BEGIN TASK INPUTS
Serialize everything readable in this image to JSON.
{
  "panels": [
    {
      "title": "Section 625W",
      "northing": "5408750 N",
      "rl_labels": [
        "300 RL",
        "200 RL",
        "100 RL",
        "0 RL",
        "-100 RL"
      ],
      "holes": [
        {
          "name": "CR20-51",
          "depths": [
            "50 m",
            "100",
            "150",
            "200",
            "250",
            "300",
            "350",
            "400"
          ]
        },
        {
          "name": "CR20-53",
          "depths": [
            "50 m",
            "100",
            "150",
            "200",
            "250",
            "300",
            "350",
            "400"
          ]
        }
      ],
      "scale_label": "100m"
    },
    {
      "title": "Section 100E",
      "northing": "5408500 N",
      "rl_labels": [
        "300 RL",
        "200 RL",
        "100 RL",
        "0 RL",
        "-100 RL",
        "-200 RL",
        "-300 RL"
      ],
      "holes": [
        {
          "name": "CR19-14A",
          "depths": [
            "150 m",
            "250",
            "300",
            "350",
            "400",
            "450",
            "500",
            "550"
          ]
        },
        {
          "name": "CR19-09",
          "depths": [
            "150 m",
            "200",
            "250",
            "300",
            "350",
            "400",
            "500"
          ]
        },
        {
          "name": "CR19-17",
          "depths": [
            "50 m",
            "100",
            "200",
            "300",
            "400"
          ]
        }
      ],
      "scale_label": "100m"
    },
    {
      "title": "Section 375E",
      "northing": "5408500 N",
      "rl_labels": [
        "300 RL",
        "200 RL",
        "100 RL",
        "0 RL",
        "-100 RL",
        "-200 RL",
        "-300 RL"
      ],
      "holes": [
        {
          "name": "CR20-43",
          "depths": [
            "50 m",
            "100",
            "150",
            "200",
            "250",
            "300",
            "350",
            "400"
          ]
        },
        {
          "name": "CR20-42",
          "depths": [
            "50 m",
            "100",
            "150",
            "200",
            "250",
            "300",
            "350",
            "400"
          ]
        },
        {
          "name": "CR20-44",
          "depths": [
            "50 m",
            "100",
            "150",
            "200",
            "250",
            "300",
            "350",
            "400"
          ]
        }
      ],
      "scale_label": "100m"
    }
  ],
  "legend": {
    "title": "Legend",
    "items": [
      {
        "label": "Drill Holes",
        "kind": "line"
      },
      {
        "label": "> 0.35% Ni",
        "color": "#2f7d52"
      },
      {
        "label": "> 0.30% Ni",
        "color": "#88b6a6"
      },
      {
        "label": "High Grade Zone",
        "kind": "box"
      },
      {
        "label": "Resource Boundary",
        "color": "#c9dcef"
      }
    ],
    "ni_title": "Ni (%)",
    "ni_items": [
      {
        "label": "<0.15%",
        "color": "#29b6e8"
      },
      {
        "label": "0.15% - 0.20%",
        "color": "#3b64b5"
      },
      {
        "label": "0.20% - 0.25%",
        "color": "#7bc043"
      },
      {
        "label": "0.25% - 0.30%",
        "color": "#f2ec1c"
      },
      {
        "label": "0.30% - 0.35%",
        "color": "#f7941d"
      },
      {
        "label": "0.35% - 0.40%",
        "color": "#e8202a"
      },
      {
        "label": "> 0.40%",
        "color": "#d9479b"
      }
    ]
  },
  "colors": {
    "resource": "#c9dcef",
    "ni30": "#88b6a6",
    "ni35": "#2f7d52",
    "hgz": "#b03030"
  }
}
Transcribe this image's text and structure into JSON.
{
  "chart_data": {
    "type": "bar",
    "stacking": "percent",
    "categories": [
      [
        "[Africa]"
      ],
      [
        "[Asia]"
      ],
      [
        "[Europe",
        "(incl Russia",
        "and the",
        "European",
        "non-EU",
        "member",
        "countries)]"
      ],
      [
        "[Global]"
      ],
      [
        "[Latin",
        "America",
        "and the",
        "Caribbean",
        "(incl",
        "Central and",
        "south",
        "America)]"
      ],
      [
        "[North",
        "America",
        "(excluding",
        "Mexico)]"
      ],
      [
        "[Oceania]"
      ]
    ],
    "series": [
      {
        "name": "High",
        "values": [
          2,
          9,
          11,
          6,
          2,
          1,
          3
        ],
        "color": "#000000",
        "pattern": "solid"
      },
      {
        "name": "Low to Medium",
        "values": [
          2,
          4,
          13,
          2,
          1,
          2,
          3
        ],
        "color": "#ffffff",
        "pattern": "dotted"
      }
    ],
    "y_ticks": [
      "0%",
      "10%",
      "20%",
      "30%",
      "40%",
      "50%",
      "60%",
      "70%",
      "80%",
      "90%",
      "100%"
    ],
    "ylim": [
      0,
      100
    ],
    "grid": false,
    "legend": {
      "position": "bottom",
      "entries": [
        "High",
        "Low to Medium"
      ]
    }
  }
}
END TASK INPUTS
INSTRUCTION: Locate all lines in the listing above with the word "High" and copy them.

WRITTEN ANSWER:
        "label": "High Grade Zone",
        "name": "High",
        "High",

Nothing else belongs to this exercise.